** begin **
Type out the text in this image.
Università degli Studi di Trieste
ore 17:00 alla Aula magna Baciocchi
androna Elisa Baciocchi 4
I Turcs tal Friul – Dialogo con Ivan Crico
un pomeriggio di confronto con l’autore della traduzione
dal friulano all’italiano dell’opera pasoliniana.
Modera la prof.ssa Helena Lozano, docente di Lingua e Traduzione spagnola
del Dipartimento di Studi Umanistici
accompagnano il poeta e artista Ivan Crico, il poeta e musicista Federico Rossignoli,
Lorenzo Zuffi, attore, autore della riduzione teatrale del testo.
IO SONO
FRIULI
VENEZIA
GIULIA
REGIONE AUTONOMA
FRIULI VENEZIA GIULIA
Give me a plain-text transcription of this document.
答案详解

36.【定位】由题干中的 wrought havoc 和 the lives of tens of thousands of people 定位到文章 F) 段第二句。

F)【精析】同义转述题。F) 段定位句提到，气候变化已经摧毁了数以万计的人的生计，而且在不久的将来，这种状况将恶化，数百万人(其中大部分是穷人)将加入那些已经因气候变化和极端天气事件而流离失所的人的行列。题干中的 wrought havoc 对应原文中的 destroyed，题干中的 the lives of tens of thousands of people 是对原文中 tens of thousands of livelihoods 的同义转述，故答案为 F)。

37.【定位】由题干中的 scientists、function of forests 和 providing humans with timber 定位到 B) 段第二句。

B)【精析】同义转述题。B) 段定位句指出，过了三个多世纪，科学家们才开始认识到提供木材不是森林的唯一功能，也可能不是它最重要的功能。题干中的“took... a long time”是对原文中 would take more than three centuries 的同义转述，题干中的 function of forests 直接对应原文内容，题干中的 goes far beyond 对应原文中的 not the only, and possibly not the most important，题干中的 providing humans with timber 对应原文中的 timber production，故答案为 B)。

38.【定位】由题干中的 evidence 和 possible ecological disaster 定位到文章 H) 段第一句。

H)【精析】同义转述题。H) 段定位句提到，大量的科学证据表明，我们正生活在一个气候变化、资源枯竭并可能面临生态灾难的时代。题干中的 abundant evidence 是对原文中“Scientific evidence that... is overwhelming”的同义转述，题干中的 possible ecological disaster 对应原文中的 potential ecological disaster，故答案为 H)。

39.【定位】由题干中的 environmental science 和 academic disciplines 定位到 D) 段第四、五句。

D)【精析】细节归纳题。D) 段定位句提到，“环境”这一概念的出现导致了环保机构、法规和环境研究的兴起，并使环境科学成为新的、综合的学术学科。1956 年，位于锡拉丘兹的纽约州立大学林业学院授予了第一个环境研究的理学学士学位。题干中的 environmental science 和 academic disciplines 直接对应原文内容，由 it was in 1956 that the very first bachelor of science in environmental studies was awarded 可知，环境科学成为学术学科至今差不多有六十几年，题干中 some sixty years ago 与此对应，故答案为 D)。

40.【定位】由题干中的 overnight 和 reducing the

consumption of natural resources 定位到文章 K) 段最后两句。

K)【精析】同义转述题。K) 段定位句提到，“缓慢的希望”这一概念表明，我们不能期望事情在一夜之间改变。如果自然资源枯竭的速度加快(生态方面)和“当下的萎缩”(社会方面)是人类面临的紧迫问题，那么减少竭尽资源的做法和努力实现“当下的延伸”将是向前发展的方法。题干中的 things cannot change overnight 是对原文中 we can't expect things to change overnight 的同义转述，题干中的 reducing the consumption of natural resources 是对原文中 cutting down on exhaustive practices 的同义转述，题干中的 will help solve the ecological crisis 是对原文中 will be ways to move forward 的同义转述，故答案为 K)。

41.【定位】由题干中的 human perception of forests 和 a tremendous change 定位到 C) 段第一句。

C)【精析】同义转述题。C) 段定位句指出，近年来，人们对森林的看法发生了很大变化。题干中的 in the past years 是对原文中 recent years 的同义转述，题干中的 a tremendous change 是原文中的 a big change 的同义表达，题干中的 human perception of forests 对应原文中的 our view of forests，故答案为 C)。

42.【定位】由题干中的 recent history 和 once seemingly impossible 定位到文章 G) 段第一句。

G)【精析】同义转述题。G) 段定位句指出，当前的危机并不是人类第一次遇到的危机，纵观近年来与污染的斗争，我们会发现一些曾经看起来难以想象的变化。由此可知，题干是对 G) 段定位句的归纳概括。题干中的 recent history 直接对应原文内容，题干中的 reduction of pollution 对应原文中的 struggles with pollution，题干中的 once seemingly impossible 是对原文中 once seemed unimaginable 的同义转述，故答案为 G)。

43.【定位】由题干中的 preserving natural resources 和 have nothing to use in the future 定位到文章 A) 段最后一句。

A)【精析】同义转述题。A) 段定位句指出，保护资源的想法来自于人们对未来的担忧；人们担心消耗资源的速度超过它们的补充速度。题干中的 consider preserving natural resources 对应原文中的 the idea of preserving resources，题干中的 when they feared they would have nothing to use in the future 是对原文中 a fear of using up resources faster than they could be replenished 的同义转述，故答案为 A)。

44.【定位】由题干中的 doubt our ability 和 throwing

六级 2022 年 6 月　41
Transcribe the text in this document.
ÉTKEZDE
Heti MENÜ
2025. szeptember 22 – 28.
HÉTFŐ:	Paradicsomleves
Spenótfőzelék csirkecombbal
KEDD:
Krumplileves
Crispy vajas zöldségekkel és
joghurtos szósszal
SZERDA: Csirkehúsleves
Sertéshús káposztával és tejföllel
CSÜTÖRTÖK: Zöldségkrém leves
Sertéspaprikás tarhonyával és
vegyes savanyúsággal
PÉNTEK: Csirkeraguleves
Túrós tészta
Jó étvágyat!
** end **
• [Written request]: Output all of the material, please, exactly as it stands.

• [Written answer]:
Type out the text in this image.
Università degli Studi di Trieste
ore 17:00 alla Aula magna Baciocchi
androna Elisa Baciocchi 4
I Turcs tal Friul – Dialogo con Ivan Crico
un pomeriggio di confronto con l’autore della traduzione
dal friulano all’italiano dell’opera pasoliniana.
Modera la prof.ssa Helena Lozano, docente di Lingua e Traduzione spagnola
del Dipartimento di Studi Umanistici
accompagnano il poeta e artista Ivan Crico, il poeta e musicista Federico Rossignoli,
Lorenzo Zuffi, attore, autore della riduzione teatrale del testo.
IO SONO
FRIULI
VENEZIA
GIULIA
REGIONE AUTONOMA
FRIULI VENEZIA GIULIA
Give me a plain-text transcription of this document.
答案详解

36.【定位】由题干中的 wrought havoc 和 the lives of tens of thousands of people 定位到文章 F) 段第二句。

F)【精析】同义转述题。F) 段定位句提到，气候变化已经摧毁了数以万计的人的生计，而且在不久的将来，这种状况将恶化，数百万人(其中大部分是穷人)将加入那些已经因气候变化和极端天气事件而流离失所的人的行列。题干中的 wrought havoc 对应原文中的 destroyed，题干中的 the lives of tens of thousands of people 是对原文中 tens of thousands of livelihoods 的同义转述，故答案为 F)。

37.【定位】由题干中的 scientists、function of forests 和 providing humans with timber 定位到 B) 段第二句。

B)【精析】同义转述题。B) 段定位句指出，过了三个多世纪，科学家们才开始认识到提供木材不是森林的唯一功能，也可能不是它最重要的功能。题干中的“took... a long time”是对原文中 would take more than three centuries 的同义转述，题干中的 function of forests 直接对应原文内容，题干中的 goes far beyond 对应原文中的 not the only, and possibly not the most important，题干中的 providing humans with timber 对应原文中的 timber production，故答案为 B)。

38.【定位】由题干中的 evidence 和 possible ecological disaster 定位到文章 H) 段第一句。

H)【精析】同义转述题。H) 段定位句提到，大量的科学证据表明，我们正生活在一个气候变化、资源枯竭并可能面临生态灾难的时代。题干中的 abundant evidence 是对原文中“Scientific evidence that... is overwhelming”的同义转述，题干中的 possible ecological disaster 对应原文中的 potential ecological disaster，故答案为 H)。

39.【定位】由题干中的 environmental science 和 academic disciplines 定位到 D) 段第四、五句。

D)【精析】细节归纳题。D) 段定位句提到，“环境”这一概念的出现导致了环保机构、法规和环境研究的兴起，并使环境科学成为新的、综合的学术学科。1956 年，位于锡拉丘兹的纽约州立大学林业学院授予了第一个环境研究的理学学士学位。题干中的 environmental science 和 academic disciplines 直接对应原文内容，由 it was in 1956 that the very first bachelor of science in environmental studies was awarded 可知，环境科学成为学术学科至今差不多有六十几年，题干中 some sixty years ago 与此对应，故答案为 D)。

40.【定位】由题干中的 overnight 和 reducing the

consumption of natural resources 定位到文章 K) 段最后两句。

K)【精析】同义转述题。K) 段定位句提到，“缓慢的希望”这一概念表明，我们不能期望事情在一夜之间改变。如果自然资源枯竭的速度加快(生态方面)和“当下的萎缩”(社会方面)是人类面临的紧迫问题，那么减少竭尽资源的做法和努力实现“当下的延伸”将是向前发展的方法。题干中的 things cannot change overnight 是对原文中 we can't expect things to change overnight 的同义转述，题干中的 reducing the consumption of natural resources 是对原文中 cutting down on exhaustive practices 的同义转述，题干中的 will help solve the ecological crisis 是对原文中 will be ways to move forward 的同义转述，故答案为 K)。

41.【定位】由题干中的 human perception of forests 和 a tremendous change 定位到 C) 段第一句。

C)【精析】同义转述题。C) 段定位句指出，近年来，人们对森林的看法发生了很大变化。题干中的 in the past years 是对原文中 recent years 的同义转述，题干中的 a tremendous change 是原文中的 a big change 的同义表达，题干中的 human perception of forests 对应原文中的 our view of forests，故答案为 C)。

42.【定位】由题干中的 recent history 和 once seemingly impossible 定位到文章 G) 段第一句。

G)【精析】同义转述题。G) 段定位句指出，当前的危机并不是人类第一次遇到的危机，纵观近年来与污染的斗争，我们会发现一些曾经看起来难以想象的变化。由此可知，题干是对 G) 段定位句的归纳概括。题干中的 recent history 直接对应原文内容，题干中的 reduction of pollution 对应原文中的 struggles with pollution，题干中的 once seemingly impossible 是对原文中 once seemed unimaginable 的同义转述，故答案为 G)。

43.【定位】由题干中的 preserving natural resources 和 have nothing to use in the future 定位到文章 A) 段最后一句。

A)【精析】同义转述题。A) 段定位句指出，保护资源的想法来自于人们对未来的担忧；人们担心消耗资源的速度超过它们的补充速度。题干中的 consider preserving natural resources 对应原文中的 the idea of preserving resources，题干中的 when they feared they would have nothing to use in the future 是对原文中 a fear of using up resources faster than they could be replenished 的同义转述，故答案为 A)。

44.【定位】由题干中的 doubt our ability 和 throwing

六级 2022 年 6 月　41
Transcribe the text in this document.
ÉTKEZDE
Heti MENÜ
2025. szeptember 22 – 28.
HÉTFŐ:	Paradicsomleves
Spenótfőzelék csirkecombbal
KEDD:
Krumplileves
Crispy vajas zöldségekkel és
joghurtos szósszal
SZERDA: Csirkehúsleves
Sertéshús káposztával és tejföllel
CSÜTÖRTÖK: Zöldségkrém leves
Sertéspaprikás tarhonyával és
vegyes savanyúsággal
PÉNTEK: Csirkeraguleves
Túrós tészta
Jó étvágyat!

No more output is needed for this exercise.